Dataset records —
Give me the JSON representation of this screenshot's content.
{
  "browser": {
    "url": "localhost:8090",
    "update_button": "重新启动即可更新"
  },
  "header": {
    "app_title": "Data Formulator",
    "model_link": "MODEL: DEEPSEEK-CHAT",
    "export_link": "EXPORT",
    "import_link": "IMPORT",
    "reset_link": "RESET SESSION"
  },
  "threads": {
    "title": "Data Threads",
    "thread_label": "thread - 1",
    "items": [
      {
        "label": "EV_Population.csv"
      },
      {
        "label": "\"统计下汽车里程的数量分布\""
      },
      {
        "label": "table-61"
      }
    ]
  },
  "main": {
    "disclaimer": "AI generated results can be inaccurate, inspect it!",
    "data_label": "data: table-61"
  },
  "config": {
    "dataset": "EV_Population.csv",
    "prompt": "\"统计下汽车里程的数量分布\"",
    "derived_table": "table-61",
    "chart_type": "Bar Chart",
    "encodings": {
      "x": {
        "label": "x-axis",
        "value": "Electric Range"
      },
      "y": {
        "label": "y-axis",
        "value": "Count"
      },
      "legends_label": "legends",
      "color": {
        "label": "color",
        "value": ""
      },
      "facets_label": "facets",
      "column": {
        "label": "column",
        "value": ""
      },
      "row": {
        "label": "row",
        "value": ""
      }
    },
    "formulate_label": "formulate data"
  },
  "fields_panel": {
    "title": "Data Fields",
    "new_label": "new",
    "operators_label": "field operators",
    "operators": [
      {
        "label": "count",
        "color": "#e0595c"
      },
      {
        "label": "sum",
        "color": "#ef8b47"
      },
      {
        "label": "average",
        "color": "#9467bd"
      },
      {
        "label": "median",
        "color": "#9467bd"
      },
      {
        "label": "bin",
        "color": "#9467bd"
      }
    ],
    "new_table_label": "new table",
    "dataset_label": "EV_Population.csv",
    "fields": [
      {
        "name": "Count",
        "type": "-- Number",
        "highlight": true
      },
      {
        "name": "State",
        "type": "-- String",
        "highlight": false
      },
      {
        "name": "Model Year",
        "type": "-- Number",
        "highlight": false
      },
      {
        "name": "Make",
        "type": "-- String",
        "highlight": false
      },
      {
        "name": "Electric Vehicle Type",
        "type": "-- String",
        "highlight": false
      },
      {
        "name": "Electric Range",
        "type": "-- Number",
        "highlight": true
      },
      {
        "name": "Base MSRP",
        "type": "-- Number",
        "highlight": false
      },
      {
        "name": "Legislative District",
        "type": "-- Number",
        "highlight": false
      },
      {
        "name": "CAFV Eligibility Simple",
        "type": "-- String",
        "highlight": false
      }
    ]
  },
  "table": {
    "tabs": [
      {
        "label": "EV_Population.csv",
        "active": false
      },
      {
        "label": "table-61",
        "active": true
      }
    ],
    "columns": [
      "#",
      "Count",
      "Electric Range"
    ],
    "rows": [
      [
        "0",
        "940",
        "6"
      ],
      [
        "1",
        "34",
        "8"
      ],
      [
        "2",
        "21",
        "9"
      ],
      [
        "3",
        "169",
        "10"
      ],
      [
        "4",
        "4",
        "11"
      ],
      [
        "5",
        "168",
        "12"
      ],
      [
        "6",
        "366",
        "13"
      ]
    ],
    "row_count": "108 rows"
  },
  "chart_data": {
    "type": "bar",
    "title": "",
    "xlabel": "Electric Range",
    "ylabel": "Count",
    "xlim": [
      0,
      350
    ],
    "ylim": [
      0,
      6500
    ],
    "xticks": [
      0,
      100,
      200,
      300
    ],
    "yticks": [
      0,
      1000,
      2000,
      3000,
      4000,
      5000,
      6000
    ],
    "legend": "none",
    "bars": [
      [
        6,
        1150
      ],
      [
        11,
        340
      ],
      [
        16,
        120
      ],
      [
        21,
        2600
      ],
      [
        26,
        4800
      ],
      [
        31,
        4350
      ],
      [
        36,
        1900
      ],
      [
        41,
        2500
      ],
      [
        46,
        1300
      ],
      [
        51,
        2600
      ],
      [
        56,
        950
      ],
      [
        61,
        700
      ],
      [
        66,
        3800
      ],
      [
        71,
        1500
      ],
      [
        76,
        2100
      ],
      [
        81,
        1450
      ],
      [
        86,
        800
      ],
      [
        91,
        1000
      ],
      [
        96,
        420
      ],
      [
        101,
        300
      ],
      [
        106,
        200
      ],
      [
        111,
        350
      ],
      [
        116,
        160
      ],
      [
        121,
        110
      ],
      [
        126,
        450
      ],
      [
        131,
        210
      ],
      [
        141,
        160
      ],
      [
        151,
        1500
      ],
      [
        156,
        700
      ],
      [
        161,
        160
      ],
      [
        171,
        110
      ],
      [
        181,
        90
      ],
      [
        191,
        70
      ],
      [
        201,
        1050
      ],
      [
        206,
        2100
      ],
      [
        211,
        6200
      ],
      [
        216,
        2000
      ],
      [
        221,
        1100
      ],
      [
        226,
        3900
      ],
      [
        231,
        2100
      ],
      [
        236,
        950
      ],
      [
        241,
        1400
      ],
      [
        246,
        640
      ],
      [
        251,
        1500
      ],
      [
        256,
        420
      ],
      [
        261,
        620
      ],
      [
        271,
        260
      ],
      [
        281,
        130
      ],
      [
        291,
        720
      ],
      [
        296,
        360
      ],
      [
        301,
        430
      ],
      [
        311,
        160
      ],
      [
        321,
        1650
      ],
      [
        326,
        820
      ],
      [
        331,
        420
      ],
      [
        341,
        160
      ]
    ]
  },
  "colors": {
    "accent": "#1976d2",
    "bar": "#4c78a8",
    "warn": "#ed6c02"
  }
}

TASK INSTRUCTIONS —
Set down every record above exactly as given.

FINAL RESULT —
Give me the JSON representation of this screenshot's content.
{
  "browser": {
    "url": "localhost:8090",
    "update_button": "重新启动即可更新"
  },
  "header": {
    "app_title": "Data Formulator",
    "model_link": "MODEL: DEEPSEEK-CHAT",
    "export_link": "EXPORT",
    "import_link": "IMPORT",
    "reset_link": "RESET SESSION"
  },
  "threads": {
    "title": "Data Threads",
    "thread_label": "thread - 1",
    "items": [
      {
        "label": "EV_Population.csv"
      },
      {
        "label": "\"统计下汽车里程的数量分布\""
      },
      {
        "label": "table-61"
      }
    ]
  },
  "main": {
    "disclaimer": "AI generated results can be inaccurate, inspect it!",
    "data_label": "data: table-61"
  },
  "config": {
    "dataset": "EV_Population.csv",
    "prompt": "\"统计下汽车里程的数量分布\"",
    "derived_table": "table-61",
    "chart_type": "Bar Chart",
    "encodings": {
      "x": {
        "label": "x-axis",
        "value": "Electric Range"
      },
      "y": {
        "label": "y-axis",
        "value": "Count"
      },
      "legends_label": "legends",
      "color": {
        "label": "color",
        "value": ""
      },
      "facets_label": "facets",
      "column": {
        "label": "column",
        "value": ""
      },
      "row": {
        "label": "row",
        "value": ""
      }
    },
    "formulate_label": "formulate data"
  },
  "fields_panel": {
    "title": "Data Fields",
    "new_label": "new",
    "operators_label": "field operators",
    "operators": [
      {
        "label": "count",
        "color": "#e0595c"
      },
      {
        "label": "sum",
        "color": "#ef8b47"
      },
      {
        "label": "average",
        "color": "#9467bd"
      },
      {
        "label": "median",
        "color": "#9467bd"
      },
      {
        "label": "bin",
        "color": "#9467bd"
      }
    ],
    "new_table_label": "new table",
    "dataset_label": "EV_Population.csv",
    "fields": [
      {
        "name": "Count",
        "type": "-- Number",
        "highlight": true
      },
      {
        "name": "State",
        "type": "-- String",
        "highlight": false
      },
      {
        "name": "Model Year",
        "type": "-- Number",
        "highlight": false
      },
      {
        "name": "Make",
        "type": "-- String",
        "highlight": false
      },
      {
        "name": "Electric Vehicle Type",
        "type": "-- String",
        "highlight": false
      },
      {
        "name": "Electric Range",
        "type": "-- Number",
        "highlight": true
      },
      {
        "name": "Base MSRP",
        "type": "-- Number",
        "highlight": false
      },
      {
        "name": "Legislative District",
        "type": "-- Number",
        "highlight": false
      },
      {
        "name": "CAFV Eligibility Simple",
        "type": "-- String",
        "highlight": false
      }
    ]
  },
  "table": {
    "tabs": [
      {
        "label": "EV_Population.csv",
        "active": false
      },
      {
        "label": "table-61",
        "active": true
      }
    ],
    "columns": [
      "#",
      "Count",
      "Electric Range"
    ],
    "rows": [
      [
        "0",
        "940",
        "6"
      ],
      [
        "1",
        "34",
        "8"
      ],
      [
        "2",
        "21",
        "9"
      ],
      [
        "3",
        "169",
        "10"
      ],
      [
        "4",
        "4",
        "11"
      ],
      [
        "5",
        "168",
        "12"
      ],
      [
        "6",
        "366",
        "13"
      ]
    ],
    "row_count": "108 rows"
  },
  "chart_data": {
    "type": "bar",
    "title": "",
    "xlabel": "Electric Range",
    "ylabel": "Count",
    "xlim": [
      0,
      350
    ],
    "ylim": [
      0,
      6500
    ],
    "xticks": [
      0,
      100,
      200,
      300
    ],
    "yticks": [
      0,
      1000,
      2000,
      3000,
      4000,
      5000,
      6000
    ],
    "legend": "none",
    "bars": [
      [
        6,
        1150
      ],
      [
        11,
        340
      ],
      [
        16,
        120
      ],
      [
        21,
        2600
      ],
      [
        26,
        4800
      ],
      [
        31,
        4350
      ],
      [
        36,
        1900
      ],
      [
        41,
        2500
      ],
      [
        46,
        1300
      ],
      [
        51,
        2600
      ],
      [
        56,
        950
      ],
      [
        61,
        700
      ],
      [
        66,
        3800
      ],
      [
        71,
        1500
      ],
      [
        76,
        2100
      ],
      [
        81,
        1450
      ],
      [
        86,
        800
      ],
      [
        91,
        1000
      ],
      [
        96,
        420
      ],
      [
        101,
        300
      ],
      [
        106,
        200
      ],
      [
        111,
        350
      ],
      [
        116,
        160
      ],
      [
        121,
        110
      ],
      [
        126,
        450
      ],
      [
        131,
        210
      ],
      [
        141,
        160
      ],
      [
        151,
        1500
      ],
      [
        156,
        700
      ],
      [
        161,
        160
      ],
      [
        171,
        110
      ],
      [
        181,
        90
      ],
      [
        191,
        70
      ],
      [
        201,
        1050
      ],
      [
        206,
        2100
      ],
      [
        211,
        6200
      ],
      [
        216,
        2000
      ],
      [
        221,
        1100
      ],
      [
        226,
        3900
      ],
      [
        231,
        2100
      ],
      [
        236,
        950
      ],
      [
        241,
        1400
      ],
      [
        246,
        640
      ],
      [
        251,
        1500
      ],
      [
        256,
        420
      ],
      [
        261,
        620
      ],
      [
        271,
        260
      ],
      [
        281,
        130
      ],
      [
        291,
        720
      ],
      [
        296,
        360
      ],
      [
        301,
        430
      ],
      [
        311,
        160
      ],
      [
        321,
        1650
      ],
      [
        326,
        820
      ],
      [
        331,
        420
      ],
      [
        341,
        160
      ]
    ]
  },
  "colors": {
    "accent": "#1976d2",
    "bar": "#4c78a8",
    "warn": "#ed6c02"
  }
}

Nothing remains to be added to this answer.